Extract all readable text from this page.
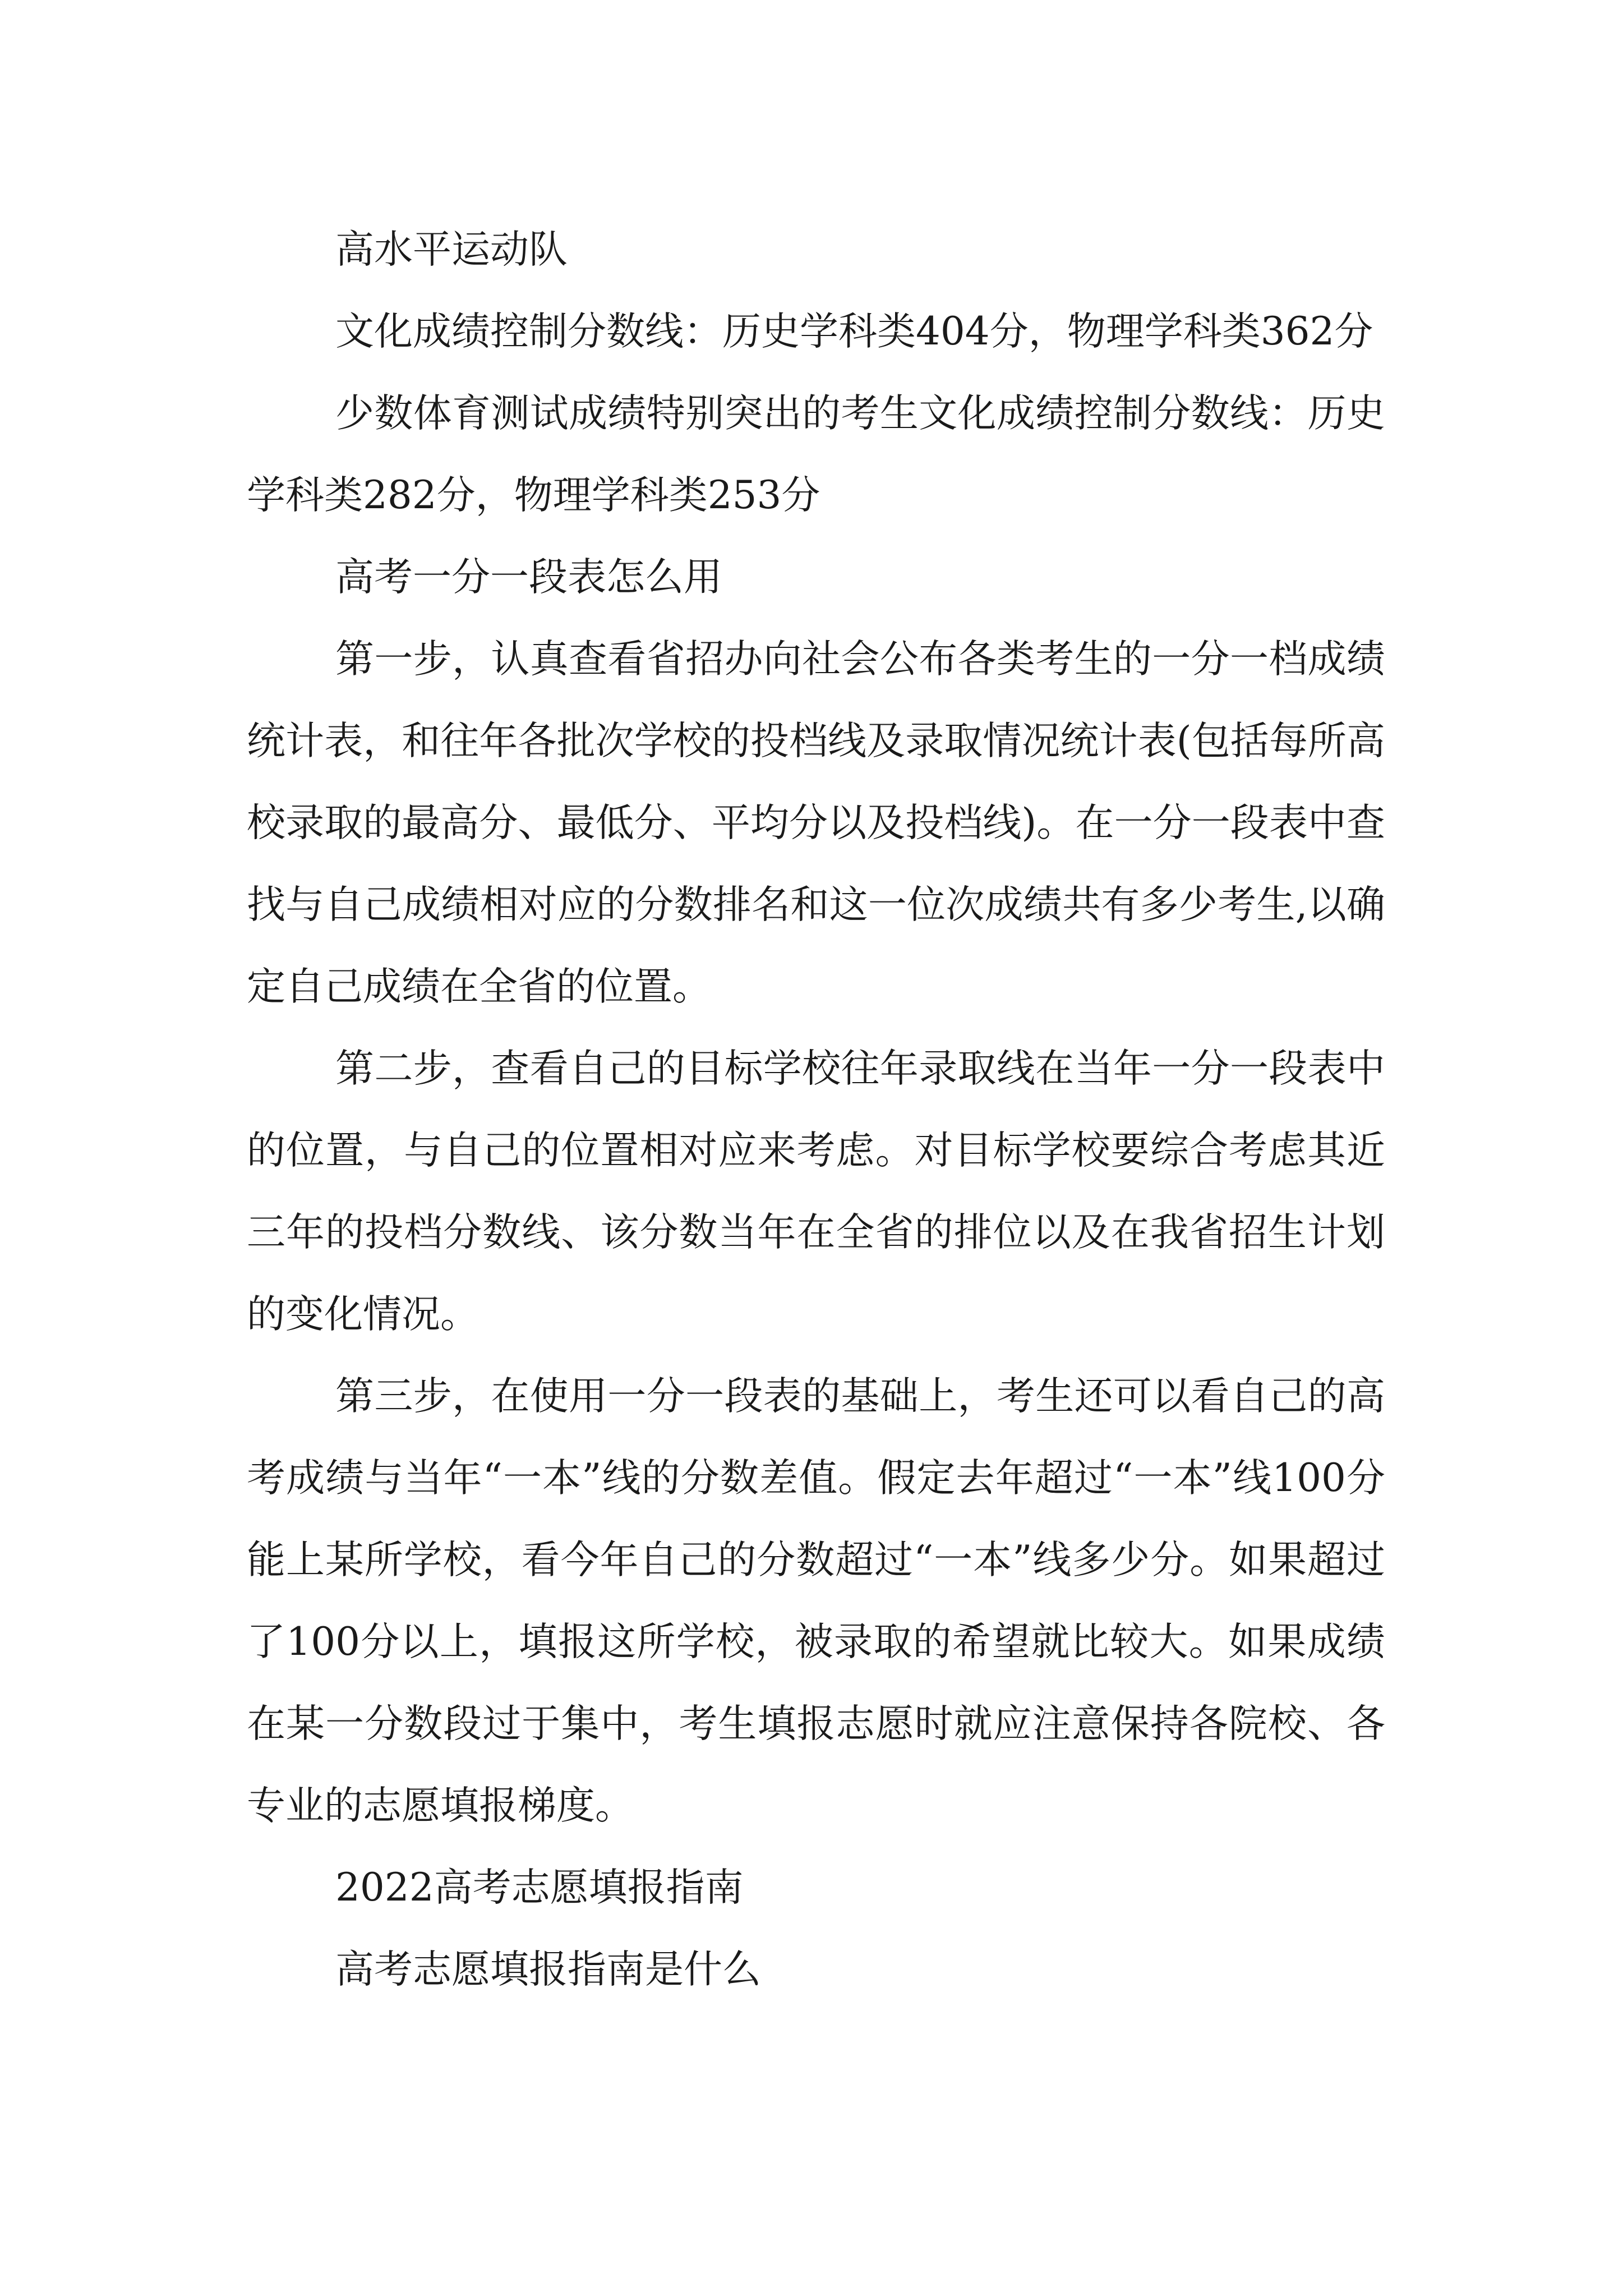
高水平运动队

文化成绩控制分数线：历史学科类404分，物理学科类362分

少数体育测试成绩特别突出的考生文化成绩控制分数线：历史学科类282分，物理学科类253分

高考一分一段表怎么用

第一步，认真查看省招办向社会公布各类考生的一分一档成绩统计表，和往年各批次学校的投档线及录取情况统计表(包括每所高校录取的最高分、最低分、平均分以及投档线)。在一分一段表中查找与自己成绩相对应的分数排名和这一位次成绩共有多少考生,以确定自己成绩在全省的位置。

第二步，查看自己的目标学校往年录取线在当年一分一段表中的位置，与自己的位置相对应来考虑。对目标学校要综合考虑其近三年的投档分数线、该分数当年在全省的排位以及在我省招生计划的变化情况。

第三步，在使用一分一段表的基础上，考生还可以看自己的高考成绩与当年“一本”线的分数差值。假定去年超过“一本”线100分能上某所学校，看今年自己的分数超过“一本”线多少分。如果超过了100分以上，填报这所学校，被录取的希望就比较大。如果成绩在某一分数段过于集中，考生填报志愿时就应注意保持各院校、各专业的志愿填报梯度。

2022高考志愿填报指南

高考志愿填报指南是什么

=-=-=

_Job:_
Reproduce the material above verbatim; omit every picture.

_Completed task:_
Extract all readable text from this page.
高水平运动队

文化成绩控制分数线：历史学科类404分，物理学科类362分

少数体育测试成绩特别突出的考生文化成绩控制分数线：历史学科类282分，物理学科类253分

高考一分一段表怎么用

第一步，认真查看省招办向社会公布各类考生的一分一档成绩统计表，和往年各批次学校的投档线及录取情况统计表(包括每所高校录取的最高分、最低分、平均分以及投档线)。在一分一段表中查找与自己成绩相对应的分数排名和这一位次成绩共有多少考生,以确定自己成绩在全省的位置。

第二步，查看自己的目标学校往年录取线在当年一分一段表中的位置，与自己的位置相对应来考虑。对目标学校要综合考虑其近三年的投档分数线、该分数当年在全省的排位以及在我省招生计划的变化情况。

第三步，在使用一分一段表的基础上，考生还可以看自己的高考成绩与当年“一本”线的分数差值。假定去年超过“一本”线100分能上某所学校，看今年自己的分数超过“一本”线多少分。如果超过了100分以上，填报这所学校，被录取的希望就比较大。如果成绩在某一分数段过于集中，考生填报志愿时就应注意保持各院校、各专业的志愿填报梯度。

2022高考志愿填报指南

高考志愿填报指南是什么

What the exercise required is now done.